■ OBJECTIVE
Please retype the items below character for character, starting at their very first line and ending at the line that contains "table-cell-cpc: ₩583: [1742, 658, 1992, 822]". Include both of those lines.

========

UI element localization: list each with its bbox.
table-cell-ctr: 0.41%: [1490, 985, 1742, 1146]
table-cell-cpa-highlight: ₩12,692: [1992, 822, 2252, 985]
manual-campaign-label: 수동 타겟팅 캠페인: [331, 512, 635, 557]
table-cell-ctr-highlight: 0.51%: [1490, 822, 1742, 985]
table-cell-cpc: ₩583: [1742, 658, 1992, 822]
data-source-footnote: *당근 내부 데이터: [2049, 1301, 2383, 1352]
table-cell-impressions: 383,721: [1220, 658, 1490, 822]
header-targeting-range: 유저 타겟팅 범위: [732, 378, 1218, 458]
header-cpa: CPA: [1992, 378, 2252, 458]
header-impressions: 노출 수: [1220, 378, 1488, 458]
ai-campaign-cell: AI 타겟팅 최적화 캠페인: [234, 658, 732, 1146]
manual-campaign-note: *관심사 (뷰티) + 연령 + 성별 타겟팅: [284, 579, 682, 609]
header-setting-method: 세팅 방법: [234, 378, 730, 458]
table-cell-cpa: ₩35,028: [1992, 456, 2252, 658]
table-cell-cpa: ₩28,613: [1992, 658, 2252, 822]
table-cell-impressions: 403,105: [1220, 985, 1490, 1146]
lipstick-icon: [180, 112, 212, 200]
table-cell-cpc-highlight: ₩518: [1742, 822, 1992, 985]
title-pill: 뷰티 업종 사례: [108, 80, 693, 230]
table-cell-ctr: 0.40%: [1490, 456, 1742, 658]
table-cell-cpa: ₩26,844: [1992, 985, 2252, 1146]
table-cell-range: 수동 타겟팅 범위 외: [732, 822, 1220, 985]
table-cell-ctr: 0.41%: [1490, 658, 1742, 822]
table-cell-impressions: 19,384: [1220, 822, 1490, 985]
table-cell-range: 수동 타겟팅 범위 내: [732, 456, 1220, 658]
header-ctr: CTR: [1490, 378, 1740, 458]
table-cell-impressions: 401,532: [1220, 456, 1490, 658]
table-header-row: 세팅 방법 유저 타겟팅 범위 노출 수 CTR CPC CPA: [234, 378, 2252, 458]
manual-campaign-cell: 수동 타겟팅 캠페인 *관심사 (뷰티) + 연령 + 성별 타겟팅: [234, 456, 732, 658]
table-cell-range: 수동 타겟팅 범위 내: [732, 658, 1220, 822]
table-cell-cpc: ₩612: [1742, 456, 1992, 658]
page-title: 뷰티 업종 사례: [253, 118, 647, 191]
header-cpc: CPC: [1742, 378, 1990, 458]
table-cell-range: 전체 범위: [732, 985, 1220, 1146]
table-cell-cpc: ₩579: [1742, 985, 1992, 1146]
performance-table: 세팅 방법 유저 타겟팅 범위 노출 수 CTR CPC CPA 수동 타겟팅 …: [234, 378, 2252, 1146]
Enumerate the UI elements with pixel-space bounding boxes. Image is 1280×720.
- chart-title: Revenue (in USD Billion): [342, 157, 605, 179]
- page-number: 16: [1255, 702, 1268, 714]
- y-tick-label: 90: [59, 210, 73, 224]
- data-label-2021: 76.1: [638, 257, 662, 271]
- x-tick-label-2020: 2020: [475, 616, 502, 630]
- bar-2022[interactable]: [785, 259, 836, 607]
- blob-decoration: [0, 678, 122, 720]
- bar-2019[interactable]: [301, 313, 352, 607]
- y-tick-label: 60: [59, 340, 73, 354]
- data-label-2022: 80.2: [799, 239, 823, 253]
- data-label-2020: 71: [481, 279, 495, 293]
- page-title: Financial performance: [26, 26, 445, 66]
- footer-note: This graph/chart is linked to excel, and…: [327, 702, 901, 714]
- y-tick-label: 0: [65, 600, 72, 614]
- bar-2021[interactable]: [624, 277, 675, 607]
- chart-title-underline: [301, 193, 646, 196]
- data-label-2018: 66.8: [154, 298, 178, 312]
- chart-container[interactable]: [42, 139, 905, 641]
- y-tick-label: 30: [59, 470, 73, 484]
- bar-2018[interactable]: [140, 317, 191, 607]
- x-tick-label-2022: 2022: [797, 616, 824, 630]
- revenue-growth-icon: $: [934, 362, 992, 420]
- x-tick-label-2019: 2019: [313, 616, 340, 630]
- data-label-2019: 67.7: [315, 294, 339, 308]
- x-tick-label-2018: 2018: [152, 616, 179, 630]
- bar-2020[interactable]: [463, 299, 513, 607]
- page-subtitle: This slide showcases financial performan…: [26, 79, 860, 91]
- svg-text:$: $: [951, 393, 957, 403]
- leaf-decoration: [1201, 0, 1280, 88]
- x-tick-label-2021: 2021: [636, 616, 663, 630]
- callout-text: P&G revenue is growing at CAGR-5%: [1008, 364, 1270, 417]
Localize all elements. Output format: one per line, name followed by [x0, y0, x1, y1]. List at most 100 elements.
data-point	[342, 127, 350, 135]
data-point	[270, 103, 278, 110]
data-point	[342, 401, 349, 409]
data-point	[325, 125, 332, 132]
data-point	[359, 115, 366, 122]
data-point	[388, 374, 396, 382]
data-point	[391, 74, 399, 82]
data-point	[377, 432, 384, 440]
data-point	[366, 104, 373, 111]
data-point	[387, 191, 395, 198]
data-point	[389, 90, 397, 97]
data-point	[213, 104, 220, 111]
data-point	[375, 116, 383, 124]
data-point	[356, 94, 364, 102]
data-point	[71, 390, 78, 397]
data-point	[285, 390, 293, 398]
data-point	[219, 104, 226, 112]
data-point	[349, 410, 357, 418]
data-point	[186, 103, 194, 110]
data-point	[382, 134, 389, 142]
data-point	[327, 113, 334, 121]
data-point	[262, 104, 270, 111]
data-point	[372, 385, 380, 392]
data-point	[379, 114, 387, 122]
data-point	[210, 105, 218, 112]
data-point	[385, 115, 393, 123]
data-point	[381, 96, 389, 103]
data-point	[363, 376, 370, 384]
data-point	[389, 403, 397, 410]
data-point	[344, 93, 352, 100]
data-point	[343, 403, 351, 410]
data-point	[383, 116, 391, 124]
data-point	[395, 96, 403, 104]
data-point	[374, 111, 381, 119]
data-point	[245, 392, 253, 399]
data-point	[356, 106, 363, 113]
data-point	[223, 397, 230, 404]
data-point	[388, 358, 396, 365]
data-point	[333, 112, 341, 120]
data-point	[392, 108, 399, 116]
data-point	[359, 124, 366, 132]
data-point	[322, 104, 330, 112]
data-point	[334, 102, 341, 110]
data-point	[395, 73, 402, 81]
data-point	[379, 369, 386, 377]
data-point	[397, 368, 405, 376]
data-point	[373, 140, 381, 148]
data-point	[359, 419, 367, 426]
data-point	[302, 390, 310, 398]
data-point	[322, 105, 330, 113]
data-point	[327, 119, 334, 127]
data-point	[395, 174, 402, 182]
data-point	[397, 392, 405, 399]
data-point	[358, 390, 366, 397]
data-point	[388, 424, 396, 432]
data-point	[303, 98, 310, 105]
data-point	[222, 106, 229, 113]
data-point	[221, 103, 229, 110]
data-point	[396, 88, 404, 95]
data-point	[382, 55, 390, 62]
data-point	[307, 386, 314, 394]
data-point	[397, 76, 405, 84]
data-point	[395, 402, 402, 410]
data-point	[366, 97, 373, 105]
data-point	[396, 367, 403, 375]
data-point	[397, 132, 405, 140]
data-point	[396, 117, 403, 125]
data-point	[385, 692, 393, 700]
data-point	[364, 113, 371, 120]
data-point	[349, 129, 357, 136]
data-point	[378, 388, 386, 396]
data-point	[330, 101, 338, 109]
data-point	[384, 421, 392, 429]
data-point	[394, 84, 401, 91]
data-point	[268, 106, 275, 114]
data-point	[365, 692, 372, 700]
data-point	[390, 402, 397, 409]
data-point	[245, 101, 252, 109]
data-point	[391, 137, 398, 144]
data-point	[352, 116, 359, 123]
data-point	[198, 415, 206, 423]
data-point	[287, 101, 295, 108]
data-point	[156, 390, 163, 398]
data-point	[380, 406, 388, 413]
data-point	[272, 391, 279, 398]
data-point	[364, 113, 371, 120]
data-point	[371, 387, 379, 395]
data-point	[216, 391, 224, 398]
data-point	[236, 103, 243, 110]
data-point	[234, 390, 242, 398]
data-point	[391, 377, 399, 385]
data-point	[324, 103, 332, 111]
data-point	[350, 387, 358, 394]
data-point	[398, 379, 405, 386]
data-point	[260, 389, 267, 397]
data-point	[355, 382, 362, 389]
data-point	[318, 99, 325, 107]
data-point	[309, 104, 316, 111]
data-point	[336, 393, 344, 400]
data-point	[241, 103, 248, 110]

========

■ EXERCISE RESULT
UI element localization: list each with its bbox.
table-cell-ctr: 0.41%: [1490, 985, 1742, 1146]
table-cell-cpa-highlight: ₩12,692: [1992, 822, 2252, 985]
manual-campaign-label: 수동 타겟팅 캠페인: [331, 512, 635, 557]
table-cell-ctr-highlight: 0.51%: [1490, 822, 1742, 985]
table-cell-cpc: ₩583: [1742, 658, 1992, 822]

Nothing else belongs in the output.